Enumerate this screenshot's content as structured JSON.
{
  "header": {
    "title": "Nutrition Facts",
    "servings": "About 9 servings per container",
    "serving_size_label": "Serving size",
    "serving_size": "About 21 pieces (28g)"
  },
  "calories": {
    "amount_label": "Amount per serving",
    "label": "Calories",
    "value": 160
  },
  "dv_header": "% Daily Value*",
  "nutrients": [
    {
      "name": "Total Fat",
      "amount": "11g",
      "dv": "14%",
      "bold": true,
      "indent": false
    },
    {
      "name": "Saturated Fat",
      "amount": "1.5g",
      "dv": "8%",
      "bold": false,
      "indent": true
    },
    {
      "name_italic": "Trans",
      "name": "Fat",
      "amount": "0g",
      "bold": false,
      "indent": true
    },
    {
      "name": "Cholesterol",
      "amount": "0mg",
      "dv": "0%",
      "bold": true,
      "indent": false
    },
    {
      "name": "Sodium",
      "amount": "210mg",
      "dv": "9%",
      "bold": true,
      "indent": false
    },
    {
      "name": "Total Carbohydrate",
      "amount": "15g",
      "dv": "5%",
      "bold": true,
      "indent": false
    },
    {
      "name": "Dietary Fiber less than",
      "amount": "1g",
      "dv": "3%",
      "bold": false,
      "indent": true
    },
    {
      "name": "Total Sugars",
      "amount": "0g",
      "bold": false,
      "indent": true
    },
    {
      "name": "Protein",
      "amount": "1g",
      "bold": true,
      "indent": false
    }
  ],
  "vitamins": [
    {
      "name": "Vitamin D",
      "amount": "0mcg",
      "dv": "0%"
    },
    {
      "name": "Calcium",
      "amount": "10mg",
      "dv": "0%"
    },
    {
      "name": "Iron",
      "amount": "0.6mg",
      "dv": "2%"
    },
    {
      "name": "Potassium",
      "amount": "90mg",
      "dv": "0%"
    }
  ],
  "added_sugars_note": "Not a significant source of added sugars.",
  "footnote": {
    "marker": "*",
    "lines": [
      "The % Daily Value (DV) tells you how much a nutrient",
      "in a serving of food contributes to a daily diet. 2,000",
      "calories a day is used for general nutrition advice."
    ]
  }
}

:: Exercise brief ::
Each entry above needs to be retyped exactly.

:: Written answer ::
Enumerate this screenshot's content as structured JSON.
{
  "header": {
    "title": "Nutrition Facts",
    "servings": "About 9 servings per container",
    "serving_size_label": "Serving size",
    "serving_size": "About 21 pieces (28g)"
  },
  "calories": {
    "amount_label": "Amount per serving",
    "label": "Calories",
    "value": 160
  },
  "dv_header": "% Daily Value*",
  "nutrients": [
    {
      "name": "Total Fat",
      "amount": "11g",
      "dv": "14%",
      "bold": true,
      "indent": false
    },
    {
      "name": "Saturated Fat",
      "amount": "1.5g",
      "dv": "8%",
      "bold": false,
      "indent": true
    },
    {
      "name_italic": "Trans",
      "name": "Fat",
      "amount": "0g",
      "bold": false,
      "indent": true
    },
    {
      "name": "Cholesterol",
      "amount": "0mg",
      "dv": "0%",
      "bold": true,
      "indent": false
    },
    {
      "name": "Sodium",
      "amount": "210mg",
      "dv": "9%",
      "bold": true,
      "indent": false
    },
    {
      "name": "Total Carbohydrate",
      "amount": "15g",
      "dv": "5%",
      "bold": true,
      "indent": false
    },
    {
      "name": "Dietary Fiber less than",
      "amount": "1g",
      "dv": "3%",
      "bold": false,
      "indent": true
    },
    {
      "name": "Total Sugars",
      "amount": "0g",
      "bold": false,
      "indent": true
    },
    {
      "name": "Protein",
      "amount": "1g",
      "bold": true,
      "indent": false
    }
  ],
  "vitamins": [
    {
      "name": "Vitamin D",
      "amount": "0mcg",
      "dv": "0%"
    },
    {
      "name": "Calcium",
      "amount": "10mg",
      "dv": "0%"
    },
    {
      "name": "Iron",
      "amount": "0.6mg",
      "dv": "2%"
    },
    {
      "name": "Potassium",
      "amount": "90mg",
      "dv": "0%"
    }
  ],
  "added_sugars_note": "Not a significant source of added sugars.",
  "footnote": {
    "marker": "*",
    "lines": [
      "The % Daily Value (DV) tells you how much a nutrient",
      "in a serving of food contributes to a daily diet. 2,000",
      "calories a day is used for general nutrition advice."
    ]
  }
}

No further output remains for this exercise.